STATED PROBLEM 1:
Do the following statements agree with the SQL weekend-filter thread? For each of (a), (b) and (c), answer yes or no and quote the exact words of the thread that decide it. (a) The poster's query returns no rows. (b) The reply tests the weekday with DATENAME. (c) Both code snippets declare the same date.
STATED PROBLEM 2:
Summarize the SQL weekend-filter thread in two sentences.
STATED PROBLEM 3:
Please go on with the SQL weekend-filter thread from the point where it stops.

SOURCE EXTRACT:
##########

I have tried to do that in this way but no luck
DECLARE #MyDate DATE = '08/17/2013'
SELECT datename(dw,#MyDate)
SELECT * FROM MyTable
WHERE
datename(dw,DateColumnInTable) IN (
CASE WHEN (datename(dw,#MyDate) IN ('Saturday','Sunday')) THEN '''Saturday'',''Sunday'''
ELSE 'Monday'',''Tuesday'',''Wednesday'',''Thursday'',''Friday'
END )
Any I can see lots of data in my table for saturday and sunday but this query is giving me blank record set.
Here's one way:
DECLARE #MyDate DATE = '08/17/2013'
IF (DATEPART(weekday, #MyDate) IN (1,7))
SELECT *
FROM MyTable
WHERE DATEPART(weekday, DateColumnInTable) IN (1,7)

##########

RAW DATA:
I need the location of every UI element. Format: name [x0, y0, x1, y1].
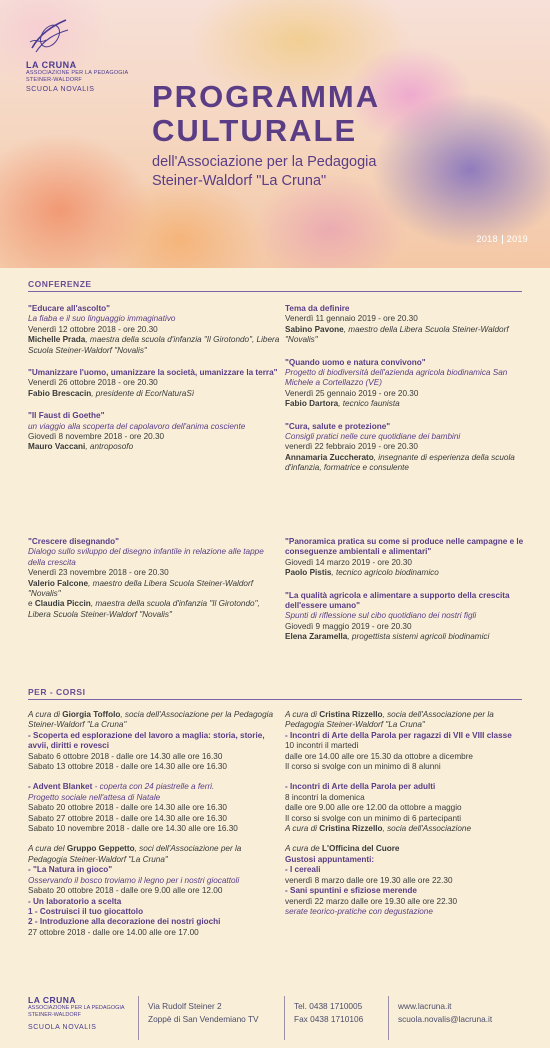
conference-item: "La qualità agricola e alimentare a supporto della crescita dell'essere umano" Spunti di riflessione sul cibo quotidiano dei nostri figli Giovedì 9 maggio 2019 - ore 20.30 Elena Zaramella, progettista sistemi agricoli biodinamici: [285, 590, 510, 642]
page-subtitle: dell'Associazione per la Pedagogia Steiner-Waldorf "La Cruna": [152, 154, 377, 189]
year-range: 2018 2019: [476, 234, 528, 244]
divider: [28, 699, 522, 700]
corsi-right: [285, 710, 525, 929]
conferenze-right-top: [285, 304, 525, 486]
course-item: A cura di Giorgia Toffolo, socia dell'Associazione per la Pedagogia Steiner-Waldorf "La Cruna" - Scoperta ed esplorazione del lavoro a maglia: storia, storie, avvii, diritti e rovesci Sabato 6 ottobre 2018 - dalle ore 14.30 alle ore 16.30 Sabato 13 ottobre 2018 - dalle ore 14.30 alle ore 16.30: [28, 710, 274, 772]
conference-item: Tema da definire Venerdì 11 gennaio 2019 - ore 20.30 Sabino Pavone, maestro della Libera Scuola Steiner-Waldorf "Novalis": [285, 304, 509, 345]
conference-item: "Educare all'ascolto" La fiaba e il suo linguaggio immaginativo Venerdì 12 ottobre 2018 - ore 20.30 Michelle Prada, maestra della scuola d'infanzia "Il Girotondo", Libera Scuola Steiner-Waldorf "Novalis": [28, 304, 280, 355]
section-corsi-label: PER - CORSI: [28, 687, 86, 697]
divider: [28, 291, 522, 292]
conference-item: "Umanizzare l'uomo, umanizzare la società, umanizzare la terra" Venerdì 26 ottobre 2018 - ore 20.30 Fabio Brescacin, presidente di EcorNaturaSì: [28, 368, 278, 398]
logo: [26, 14, 136, 93]
footer-address: Via Rudolf Steiner 2 Zoppè di San Vendemiano TV: [148, 1001, 259, 1024]
footer-logo: LA CRUNA ASSOCIAZIONE PER LA PEDAGOGIA STEINER-WALDORF SCUOLA NOVALIS: [28, 995, 125, 1031]
conferenze-left-top: [28, 304, 280, 465]
footer-phone: Tel. 0438 1710005 Fax 0438 1710106: [294, 1001, 364, 1024]
footer: [0, 992, 550, 1048]
conference-item: "Crescere disegnando" Dialogo sullo sviluppo del disegno infantile in relazione alle tappe della crescita Venerdì 23 novembre 2018 - ore 20.30 Valerio Falcone, maestro della Libera Scuola Steiner-Waldorf "Novalis" e Claudia Piccin, maestra della scuola d'infanzia "Il Girotondo", Libera Scuola Steiner-Waldorf "Novalis": [28, 537, 264, 619]
conference-item: "Quando uomo e natura convivono" Progetto di biodiversità dell'azienda agricola biodinamica San Michele a Cortellazzo (VE) Venerdì 25 gennaio 2019 - ore 20.30 Fabio Dartora, tecnico faunista: [285, 357, 508, 409]
conferenze-right-bottom: [285, 537, 525, 655]
conference-item: "Il Faust di Goethe" un viaggio alla scoperta del capolavoro dell'anima cosciente Giovedì 8 novembre 2018 - ore 20.30 Mauro Vaccani, antroposofo: [28, 411, 246, 452]
course-item: - Incontri di Arte della Parola per adulti 8 incontri la domenica dalle ore 9.00 alle ore 12.00 da ottobre a maggio Il corso si svolge con un minimo di 6 partecipanti A cura di Cristina Rizzello, socia dell'Associazione: [285, 782, 472, 834]
conference-item: "Panoramica pratica su come si produce nelle campagne e le conseguenze ambientali e alimentari" Giovedì 14 marzo 2019 - ore 20.30 Paolo Pistis, tecnico agricolo biodinamico: [285, 537, 524, 578]
footer-contacts: [398, 1000, 492, 1026]
footer-divider: [388, 996, 389, 1040]
course-item: A cura di Cristina Rizzello, socia dell'Associazione per la Pedagogia Steiner-Waldorf "La Cruna" - Incontri di Arte della Parola per ragazzi di VII e VIII classe 10 incontri il martedì dalle ore 14.00 alle ore 15.30 da ottobre a dicembre Il corso si svolge con un minimo di 8 alunni: [285, 710, 512, 772]
brand-school: SCUOLA NOVALIS: [26, 86, 95, 93]
course-item: A cura del Gruppo Geppetto, soci dell'Associazione per la Pedagogia Steiner-Waldorf "La Cruna" - "La Natura in gioco" Osservando il bosco troviamo il legno per i nostri giocattoli Sabato 20 ottobre 2018 - dalle ore 9.00 alle ore 12.00 - Un laboratorio a scelta 1 - Costruisci il tuo giocattolo 2 - Introduzione alla decorazione dei nostri giochi 27 ottobre 2018 - dalle ore 14.00 alle ore 17.00: [28, 844, 242, 937]
brand-subtitle: ASSOCIAZIONE PER LA PEDAGOGIA STEINER-WALDORF: [26, 70, 129, 83]
footer-divider: [138, 996, 139, 1040]
conferenze-left-bottom: [28, 537, 280, 632]
section-conferenze-label: CONFERENZE: [28, 279, 92, 289]
footer-divider: [284, 996, 285, 1040]
course-item: A cura de L'Officina del Cuore Gustosi appuntamenti: - I cereali venerdì 8 marzo dalle ore 19.30 alle ore 22.30 - Sani spuntini e sfiziose merende venerdì 22 marzo dalle ore 19.30 alle ore 22.30 serate teorico-pratiche con degustazione: [285, 844, 458, 916]
cruna-logo-icon: [26, 14, 74, 58]
course-item: - Advent Blanket - coperta con 24 piastrelle a ferri. Progetto sociale nell'attesa di Natale Sabato 20 ottobre 2018 - dalle ore 14.30 alle ore 16.30 Sabato 27 ottobre 2018 - dalle ore 14.30 alle ore 16.30 Sabato 10 novembre 2018 - dalle ore 14.30 alle ore 16.30: [28, 782, 238, 834]
brand-name: LA CRUNA: [26, 60, 77, 70]
conference-item: "Cura, salute e protezione" Consigli pratici nelle cure quotidiane dei bambini venerdì 22 febbraio 2019 - ore 20.30 Annamaria Zuccherato, insegnante di esperienza della scuola d'infanzia, formatrice e consulente: [285, 421, 515, 473]
page-title: PROGRAMMA CULTURALE: [152, 79, 381, 148]
website-link[interactable]: www.lacruna.it: [398, 1001, 452, 1011]
header-banner: [0, 0, 550, 268]
email-link[interactable]: scuola.novalis@lacruna.it: [398, 1014, 493, 1024]
corsi-left: [28, 710, 280, 950]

##########

TASK RESPONSE 1:
(a) Yes: "this query is giving me blank record set."
(b) No: "IF (DATEPART(weekday, #MyDate) IN (1,7))"
(c) Yes: "DECLARE #MyDate DATE = '08/17/2013'" appears in both snippets.

TASK RESPONSE 2:
A poster tried to return weekend or weekday rows from a table based on whether a declared date fell on Saturday or Sunday, using DATENAME inside a CASE expression. The query gave a blank record set even though the table held plenty of Saturday and Sunday data, and a reply offered another way that checks DATEPART(weekday, ...) against 1 and 7 in an IF statement.

TASK RESPONSE 3:
ELSE
SELECT *
FROM MyTable
WHERE DATEPART(weekday, DateColumnInTable) BETWEEN 2 AND 6
If you would like to do it in one clause you can do something like the following, but it may perform worse:
SELECT *
FROM MyTable
WHERE (DATEPART(weekday, #MyDate) IN (1,7) AND DATEPART(weekday, DateColumnInTable) IN (1,7))
OR (DATEPART(weekday, #MyDate) BETWEEN 2 AND 6 AND DATEPART(weekday, DateColumnInTable) BETWEEN 2 AND 6)